[Dataset items]

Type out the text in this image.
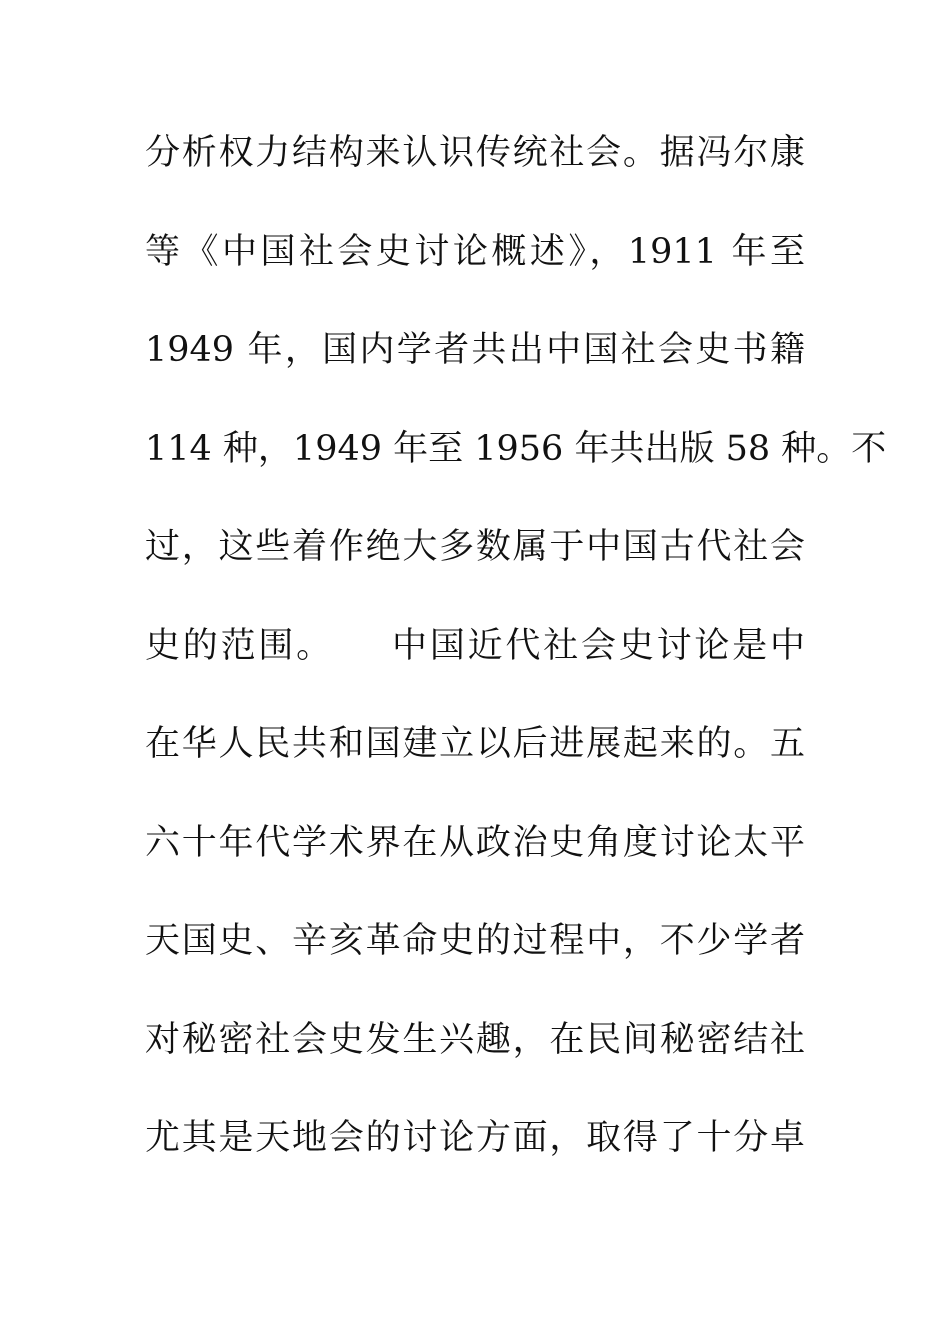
分析权力结构来认识传统社会。据冯尔康
等《中国社会史讨论概述》，1911 年至
1949 年，国内学者共出中国社会史书籍
114 种，1949 年至 1956 年共出版 58 种。不
过，这些着作绝大多数属于中国古代社会
史的范围。　　中国近代社会史讨论是中
在华人民共和国建立以后进展起来的。五
六十年代学术界在从政治史角度讨论太平
天国史、辛亥革命史的过程中，不少学者
对秘密社会史发生兴趣，在民间秘密结社
尤其是天地会的讨论方面，取得了十分卓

THE TASK: Quote the full listing above word for word; exclude every picture from the copy.

RESPONSE FOR THIS EXERCISE:
Type out the text in this image.
分析权力结构来认识传统社会。据冯尔康
等《中国社会史讨论概述》，1911 年至
1949 年，国内学者共出中国社会史书籍
114 种，1949 年至 1956 年共出版 58 种。不
过，这些着作绝大多数属于中国古代社会
史的范围。　　中国近代社会史讨论是中
在华人民共和国建立以后进展起来的。五
六十年代学术界在从政治史角度讨论太平
天国史、辛亥革命史的过程中，不少学者
对秘密社会史发生兴趣，在民间秘密结社
尤其是天地会的讨论方面，取得了十分卓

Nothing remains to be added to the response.